──────── Data to process ────────

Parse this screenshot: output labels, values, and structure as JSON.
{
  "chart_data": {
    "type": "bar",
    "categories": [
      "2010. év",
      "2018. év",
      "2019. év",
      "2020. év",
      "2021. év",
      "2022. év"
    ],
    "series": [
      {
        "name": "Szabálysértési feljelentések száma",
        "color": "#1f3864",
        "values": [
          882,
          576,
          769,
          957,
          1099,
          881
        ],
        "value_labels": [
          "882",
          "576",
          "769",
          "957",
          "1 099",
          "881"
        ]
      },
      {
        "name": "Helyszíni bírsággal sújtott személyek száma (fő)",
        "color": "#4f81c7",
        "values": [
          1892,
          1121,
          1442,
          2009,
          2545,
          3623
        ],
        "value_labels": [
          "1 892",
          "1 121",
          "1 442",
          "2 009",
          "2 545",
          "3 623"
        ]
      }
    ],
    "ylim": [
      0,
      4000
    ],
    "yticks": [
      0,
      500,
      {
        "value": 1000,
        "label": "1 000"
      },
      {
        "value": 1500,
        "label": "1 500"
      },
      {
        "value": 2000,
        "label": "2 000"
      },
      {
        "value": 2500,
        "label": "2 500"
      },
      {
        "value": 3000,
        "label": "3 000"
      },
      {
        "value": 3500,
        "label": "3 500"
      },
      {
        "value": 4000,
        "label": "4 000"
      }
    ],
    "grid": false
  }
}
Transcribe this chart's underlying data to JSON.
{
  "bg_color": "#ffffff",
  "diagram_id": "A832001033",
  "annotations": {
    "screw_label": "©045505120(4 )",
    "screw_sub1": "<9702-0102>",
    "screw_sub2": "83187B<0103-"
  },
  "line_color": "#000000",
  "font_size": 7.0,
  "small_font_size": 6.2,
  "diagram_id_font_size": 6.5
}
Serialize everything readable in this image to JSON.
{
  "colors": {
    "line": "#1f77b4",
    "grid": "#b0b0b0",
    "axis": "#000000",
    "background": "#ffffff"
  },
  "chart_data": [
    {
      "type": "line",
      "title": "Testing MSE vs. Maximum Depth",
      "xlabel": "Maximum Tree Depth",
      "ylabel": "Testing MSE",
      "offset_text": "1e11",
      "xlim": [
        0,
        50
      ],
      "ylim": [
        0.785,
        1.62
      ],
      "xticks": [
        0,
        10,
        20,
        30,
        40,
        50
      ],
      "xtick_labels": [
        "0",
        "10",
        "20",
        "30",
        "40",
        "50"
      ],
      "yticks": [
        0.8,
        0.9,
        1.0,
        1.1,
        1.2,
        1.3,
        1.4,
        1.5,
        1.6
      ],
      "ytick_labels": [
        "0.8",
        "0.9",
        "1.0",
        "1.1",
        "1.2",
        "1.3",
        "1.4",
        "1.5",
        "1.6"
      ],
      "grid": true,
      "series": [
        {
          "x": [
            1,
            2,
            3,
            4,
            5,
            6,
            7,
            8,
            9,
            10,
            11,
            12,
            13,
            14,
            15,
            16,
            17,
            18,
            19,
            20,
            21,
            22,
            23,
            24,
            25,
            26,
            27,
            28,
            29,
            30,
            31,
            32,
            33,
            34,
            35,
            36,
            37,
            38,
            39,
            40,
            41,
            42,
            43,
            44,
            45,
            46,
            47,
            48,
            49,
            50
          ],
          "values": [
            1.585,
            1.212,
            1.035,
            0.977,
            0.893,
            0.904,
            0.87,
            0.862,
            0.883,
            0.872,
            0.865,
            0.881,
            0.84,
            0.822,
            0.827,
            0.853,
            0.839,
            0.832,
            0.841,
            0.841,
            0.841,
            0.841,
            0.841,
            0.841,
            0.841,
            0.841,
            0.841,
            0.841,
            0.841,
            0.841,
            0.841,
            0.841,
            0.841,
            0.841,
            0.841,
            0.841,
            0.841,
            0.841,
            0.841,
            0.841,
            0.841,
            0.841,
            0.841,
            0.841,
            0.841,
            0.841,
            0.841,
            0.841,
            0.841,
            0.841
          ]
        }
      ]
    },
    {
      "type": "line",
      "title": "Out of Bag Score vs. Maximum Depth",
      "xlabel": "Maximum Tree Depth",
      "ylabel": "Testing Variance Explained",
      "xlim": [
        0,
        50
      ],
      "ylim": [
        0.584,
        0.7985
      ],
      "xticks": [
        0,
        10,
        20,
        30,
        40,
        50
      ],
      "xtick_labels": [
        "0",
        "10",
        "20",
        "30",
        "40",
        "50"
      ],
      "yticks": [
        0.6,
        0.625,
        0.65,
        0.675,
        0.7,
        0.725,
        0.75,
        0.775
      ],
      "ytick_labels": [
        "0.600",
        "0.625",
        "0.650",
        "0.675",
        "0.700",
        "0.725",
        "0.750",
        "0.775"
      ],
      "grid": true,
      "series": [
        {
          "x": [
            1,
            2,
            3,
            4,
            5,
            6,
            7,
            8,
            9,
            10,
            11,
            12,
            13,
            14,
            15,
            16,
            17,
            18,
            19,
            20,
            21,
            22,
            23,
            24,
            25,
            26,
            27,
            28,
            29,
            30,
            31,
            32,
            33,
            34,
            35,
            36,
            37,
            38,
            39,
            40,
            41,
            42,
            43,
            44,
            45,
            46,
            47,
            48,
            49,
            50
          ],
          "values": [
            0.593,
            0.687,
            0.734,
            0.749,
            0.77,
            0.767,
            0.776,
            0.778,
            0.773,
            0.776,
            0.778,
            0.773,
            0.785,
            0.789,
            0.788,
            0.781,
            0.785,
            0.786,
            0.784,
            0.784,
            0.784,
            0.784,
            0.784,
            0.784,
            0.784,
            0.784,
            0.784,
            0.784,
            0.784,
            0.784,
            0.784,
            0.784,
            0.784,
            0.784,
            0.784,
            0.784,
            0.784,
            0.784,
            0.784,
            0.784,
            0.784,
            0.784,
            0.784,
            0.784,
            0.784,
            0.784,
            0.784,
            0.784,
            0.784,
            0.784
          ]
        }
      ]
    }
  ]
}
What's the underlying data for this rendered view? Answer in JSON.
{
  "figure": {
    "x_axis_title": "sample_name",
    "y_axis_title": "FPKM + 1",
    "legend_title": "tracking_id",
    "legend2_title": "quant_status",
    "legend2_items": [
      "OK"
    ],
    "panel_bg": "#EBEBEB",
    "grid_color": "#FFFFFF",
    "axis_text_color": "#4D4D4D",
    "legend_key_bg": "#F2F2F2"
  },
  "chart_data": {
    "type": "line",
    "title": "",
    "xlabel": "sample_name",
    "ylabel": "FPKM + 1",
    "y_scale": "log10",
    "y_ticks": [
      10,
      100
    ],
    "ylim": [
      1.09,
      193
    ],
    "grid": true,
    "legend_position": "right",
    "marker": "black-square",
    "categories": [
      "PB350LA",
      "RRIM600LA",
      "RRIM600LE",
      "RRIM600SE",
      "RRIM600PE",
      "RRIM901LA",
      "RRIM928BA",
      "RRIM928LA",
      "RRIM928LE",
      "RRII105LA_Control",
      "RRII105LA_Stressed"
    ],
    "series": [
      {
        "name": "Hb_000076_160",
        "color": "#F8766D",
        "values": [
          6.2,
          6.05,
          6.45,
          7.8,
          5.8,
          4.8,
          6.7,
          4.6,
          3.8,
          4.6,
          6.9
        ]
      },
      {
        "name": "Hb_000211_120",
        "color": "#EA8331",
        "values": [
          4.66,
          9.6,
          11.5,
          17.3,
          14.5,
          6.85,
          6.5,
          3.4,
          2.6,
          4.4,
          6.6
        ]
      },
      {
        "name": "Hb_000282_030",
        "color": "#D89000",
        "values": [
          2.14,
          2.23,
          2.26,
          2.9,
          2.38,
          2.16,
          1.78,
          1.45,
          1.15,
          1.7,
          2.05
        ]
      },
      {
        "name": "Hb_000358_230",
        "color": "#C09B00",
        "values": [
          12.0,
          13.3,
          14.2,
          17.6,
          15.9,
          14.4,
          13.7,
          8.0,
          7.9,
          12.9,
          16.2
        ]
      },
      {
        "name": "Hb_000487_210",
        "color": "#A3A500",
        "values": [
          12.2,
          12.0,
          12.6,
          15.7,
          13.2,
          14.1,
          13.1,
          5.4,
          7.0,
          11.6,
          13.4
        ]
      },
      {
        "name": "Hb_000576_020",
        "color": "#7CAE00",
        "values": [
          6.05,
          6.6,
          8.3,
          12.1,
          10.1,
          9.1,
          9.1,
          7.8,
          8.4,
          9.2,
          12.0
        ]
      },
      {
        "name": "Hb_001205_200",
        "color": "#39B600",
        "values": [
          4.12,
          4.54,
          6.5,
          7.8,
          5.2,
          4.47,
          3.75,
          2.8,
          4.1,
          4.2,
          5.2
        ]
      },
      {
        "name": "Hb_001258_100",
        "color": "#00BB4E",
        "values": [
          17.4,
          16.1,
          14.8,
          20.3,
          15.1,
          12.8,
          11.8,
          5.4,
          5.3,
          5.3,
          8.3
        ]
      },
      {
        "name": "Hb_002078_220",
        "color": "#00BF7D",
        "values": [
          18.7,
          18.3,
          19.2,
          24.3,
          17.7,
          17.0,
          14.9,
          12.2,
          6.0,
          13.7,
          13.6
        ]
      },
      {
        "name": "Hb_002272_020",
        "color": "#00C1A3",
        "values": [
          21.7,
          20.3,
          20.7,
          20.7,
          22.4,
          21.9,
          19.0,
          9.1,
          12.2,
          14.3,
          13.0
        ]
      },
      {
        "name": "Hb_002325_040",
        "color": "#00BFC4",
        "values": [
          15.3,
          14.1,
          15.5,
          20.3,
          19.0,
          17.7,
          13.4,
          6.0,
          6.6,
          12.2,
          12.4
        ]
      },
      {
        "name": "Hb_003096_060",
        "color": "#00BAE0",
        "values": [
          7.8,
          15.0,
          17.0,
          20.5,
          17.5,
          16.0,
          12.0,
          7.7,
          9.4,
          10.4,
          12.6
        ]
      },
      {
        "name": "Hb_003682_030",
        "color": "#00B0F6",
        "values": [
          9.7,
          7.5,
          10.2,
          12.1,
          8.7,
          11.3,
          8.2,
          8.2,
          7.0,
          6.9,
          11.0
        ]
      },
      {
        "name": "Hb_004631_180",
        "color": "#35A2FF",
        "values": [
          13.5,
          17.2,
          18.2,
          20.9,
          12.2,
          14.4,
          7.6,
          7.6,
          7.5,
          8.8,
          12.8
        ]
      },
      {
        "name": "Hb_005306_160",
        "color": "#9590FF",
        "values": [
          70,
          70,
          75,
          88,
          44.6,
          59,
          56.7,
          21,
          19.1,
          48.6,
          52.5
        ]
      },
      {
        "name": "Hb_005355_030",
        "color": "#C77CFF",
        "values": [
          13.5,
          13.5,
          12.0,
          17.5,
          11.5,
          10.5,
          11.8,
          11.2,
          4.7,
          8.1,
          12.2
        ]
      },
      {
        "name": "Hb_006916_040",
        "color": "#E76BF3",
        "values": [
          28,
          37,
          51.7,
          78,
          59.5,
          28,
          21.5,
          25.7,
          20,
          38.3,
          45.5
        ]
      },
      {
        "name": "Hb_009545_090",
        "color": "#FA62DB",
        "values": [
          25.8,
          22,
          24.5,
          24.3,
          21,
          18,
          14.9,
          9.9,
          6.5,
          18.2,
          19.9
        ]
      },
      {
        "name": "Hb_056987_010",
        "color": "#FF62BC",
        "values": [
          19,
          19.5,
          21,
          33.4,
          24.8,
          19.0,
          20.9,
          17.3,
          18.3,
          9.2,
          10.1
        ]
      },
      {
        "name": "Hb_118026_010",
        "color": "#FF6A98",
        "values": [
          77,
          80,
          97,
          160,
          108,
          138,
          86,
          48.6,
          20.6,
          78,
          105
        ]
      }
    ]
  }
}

────────

▶ [What you will do]
Search the entries for "this" and copy out each line that has it.

▶ [Solved exercise]
Parse this screenshot: output labels, values, and structure as JSON.
Transcribe this chart's underlying data to JSON.
Serialize everything readable in this image to JSON.
What's the underlying data for this rendered view? Answer in JSON.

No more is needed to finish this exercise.